### Problem to work on
Pull every line containing "Configuring" from the entries.

### Records supplied

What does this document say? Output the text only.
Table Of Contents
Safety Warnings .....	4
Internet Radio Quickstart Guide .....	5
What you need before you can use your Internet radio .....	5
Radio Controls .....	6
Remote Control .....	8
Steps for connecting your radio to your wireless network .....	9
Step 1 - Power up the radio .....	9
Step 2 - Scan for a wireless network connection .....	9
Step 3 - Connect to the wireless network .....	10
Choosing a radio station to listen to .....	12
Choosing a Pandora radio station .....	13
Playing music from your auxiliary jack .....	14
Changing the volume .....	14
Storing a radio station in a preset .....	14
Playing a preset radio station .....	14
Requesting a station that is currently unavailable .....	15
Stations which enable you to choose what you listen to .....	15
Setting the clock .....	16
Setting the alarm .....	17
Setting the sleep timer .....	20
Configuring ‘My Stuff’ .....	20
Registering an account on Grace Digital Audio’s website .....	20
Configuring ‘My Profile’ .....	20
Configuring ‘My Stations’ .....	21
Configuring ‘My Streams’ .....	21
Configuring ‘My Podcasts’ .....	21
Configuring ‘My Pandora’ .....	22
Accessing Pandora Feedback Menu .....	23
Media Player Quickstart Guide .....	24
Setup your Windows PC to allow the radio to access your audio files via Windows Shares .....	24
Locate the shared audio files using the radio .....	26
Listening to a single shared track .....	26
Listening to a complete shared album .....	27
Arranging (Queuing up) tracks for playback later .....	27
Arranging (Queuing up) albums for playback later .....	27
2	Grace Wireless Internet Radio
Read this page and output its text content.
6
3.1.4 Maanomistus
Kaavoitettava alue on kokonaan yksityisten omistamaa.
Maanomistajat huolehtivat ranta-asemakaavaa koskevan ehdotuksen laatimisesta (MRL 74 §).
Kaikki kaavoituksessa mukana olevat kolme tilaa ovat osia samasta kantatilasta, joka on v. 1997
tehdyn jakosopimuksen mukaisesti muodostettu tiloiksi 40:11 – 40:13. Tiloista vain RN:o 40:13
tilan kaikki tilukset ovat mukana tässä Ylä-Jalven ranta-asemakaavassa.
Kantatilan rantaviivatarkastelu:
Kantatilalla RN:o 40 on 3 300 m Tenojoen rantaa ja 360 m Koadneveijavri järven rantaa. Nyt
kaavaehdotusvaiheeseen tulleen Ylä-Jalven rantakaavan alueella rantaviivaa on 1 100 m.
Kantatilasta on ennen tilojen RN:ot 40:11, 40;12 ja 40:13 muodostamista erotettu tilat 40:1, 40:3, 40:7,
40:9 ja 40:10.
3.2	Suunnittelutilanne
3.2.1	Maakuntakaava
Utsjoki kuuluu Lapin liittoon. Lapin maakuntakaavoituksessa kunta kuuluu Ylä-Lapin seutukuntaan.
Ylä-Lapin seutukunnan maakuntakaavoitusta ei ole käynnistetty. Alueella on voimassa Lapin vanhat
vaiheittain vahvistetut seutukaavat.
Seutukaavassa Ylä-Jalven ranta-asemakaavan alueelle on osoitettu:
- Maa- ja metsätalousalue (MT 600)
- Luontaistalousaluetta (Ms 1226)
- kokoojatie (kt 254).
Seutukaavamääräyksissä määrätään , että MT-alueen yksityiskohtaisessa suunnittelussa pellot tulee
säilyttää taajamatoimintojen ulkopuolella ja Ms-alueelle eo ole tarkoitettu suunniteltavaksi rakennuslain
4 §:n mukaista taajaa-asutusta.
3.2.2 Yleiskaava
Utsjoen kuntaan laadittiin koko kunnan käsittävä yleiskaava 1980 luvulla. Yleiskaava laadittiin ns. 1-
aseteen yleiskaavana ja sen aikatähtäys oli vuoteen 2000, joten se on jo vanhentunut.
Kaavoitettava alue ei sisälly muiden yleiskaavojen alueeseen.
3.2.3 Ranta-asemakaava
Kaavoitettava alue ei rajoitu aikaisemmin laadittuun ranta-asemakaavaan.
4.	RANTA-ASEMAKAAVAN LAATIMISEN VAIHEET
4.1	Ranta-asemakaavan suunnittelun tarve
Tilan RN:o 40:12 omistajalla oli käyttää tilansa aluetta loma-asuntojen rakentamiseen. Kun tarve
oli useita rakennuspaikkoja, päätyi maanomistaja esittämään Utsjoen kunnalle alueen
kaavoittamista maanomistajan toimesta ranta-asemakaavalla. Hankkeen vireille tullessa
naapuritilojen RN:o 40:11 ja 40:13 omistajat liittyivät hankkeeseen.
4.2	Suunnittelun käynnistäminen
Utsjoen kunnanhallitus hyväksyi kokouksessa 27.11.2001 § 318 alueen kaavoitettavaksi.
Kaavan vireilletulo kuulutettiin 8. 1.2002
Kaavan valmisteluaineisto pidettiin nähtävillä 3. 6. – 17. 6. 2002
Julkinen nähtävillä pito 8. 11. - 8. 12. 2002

### Full output
Configuring ‘My Stuff’ .....	20
Configuring ‘My Profile’ .....	20
Configuring ‘My Stations’ .....	21
Configuring ‘My Streams’ .....	21
Configuring ‘My Podcasts’ .....	21
Configuring ‘My Pandora’ .....	22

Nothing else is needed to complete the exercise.